## What is required
In full and without alteration, give the listing again.

## Lines of data
※
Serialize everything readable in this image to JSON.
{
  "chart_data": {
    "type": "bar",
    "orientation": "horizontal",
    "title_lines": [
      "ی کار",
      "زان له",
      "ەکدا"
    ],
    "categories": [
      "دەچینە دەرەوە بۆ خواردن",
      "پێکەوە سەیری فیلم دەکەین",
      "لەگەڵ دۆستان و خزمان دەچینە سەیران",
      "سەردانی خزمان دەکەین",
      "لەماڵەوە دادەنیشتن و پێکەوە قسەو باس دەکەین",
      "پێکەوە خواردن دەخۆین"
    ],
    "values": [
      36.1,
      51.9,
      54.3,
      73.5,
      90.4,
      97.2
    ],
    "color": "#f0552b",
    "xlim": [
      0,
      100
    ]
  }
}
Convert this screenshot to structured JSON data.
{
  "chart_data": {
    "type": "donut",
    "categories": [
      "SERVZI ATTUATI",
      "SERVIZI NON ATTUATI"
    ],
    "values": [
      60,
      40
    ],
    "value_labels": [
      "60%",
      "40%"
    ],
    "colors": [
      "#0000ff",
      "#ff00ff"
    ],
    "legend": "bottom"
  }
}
※
## Solved exercise
Serialize everything readable in this image to JSON.
{
  "chart_data": {
    "type": "bar",
    "orientation": "horizontal",
    "title_lines": [
      "ی کار",
      "زان له",
      "ەکدا"
    ],
    "categories": [
      "دەچینە دەرەوە بۆ خواردن",
      "پێکەوە سەیری فیلم دەکەین",
      "لەگەڵ دۆستان و خزمان دەچینە سەیران",
      "سەردانی خزمان دەکەین",
      "لەماڵەوە دادەنیشتن و پێکەوە قسەو باس دەکەین",
      "پێکەوە خواردن دەخۆین"
    ],
    "values": [
      36.1,
      51.9,
      54.3,
      73.5,
      90.4,
      97.2
    ],
    "color": "#f0552b",
    "xlim": [
      0,
      100
    ]
  }
}
Convert this screenshot to structured JSON data.
{
  "chart_data": {
    "type": "donut",
    "categories": [
      "SERVZI ATTUATI",
      "SERVIZI NON ATTUATI"
    ],
    "values": [
      60,
      40
    ],
    "value_labels": [
      "60%",
      "40%"
    ],
    "colors": [
      "#0000ff",
      "#ff00ff"
    ],
    "legend": "bottom"
  }
}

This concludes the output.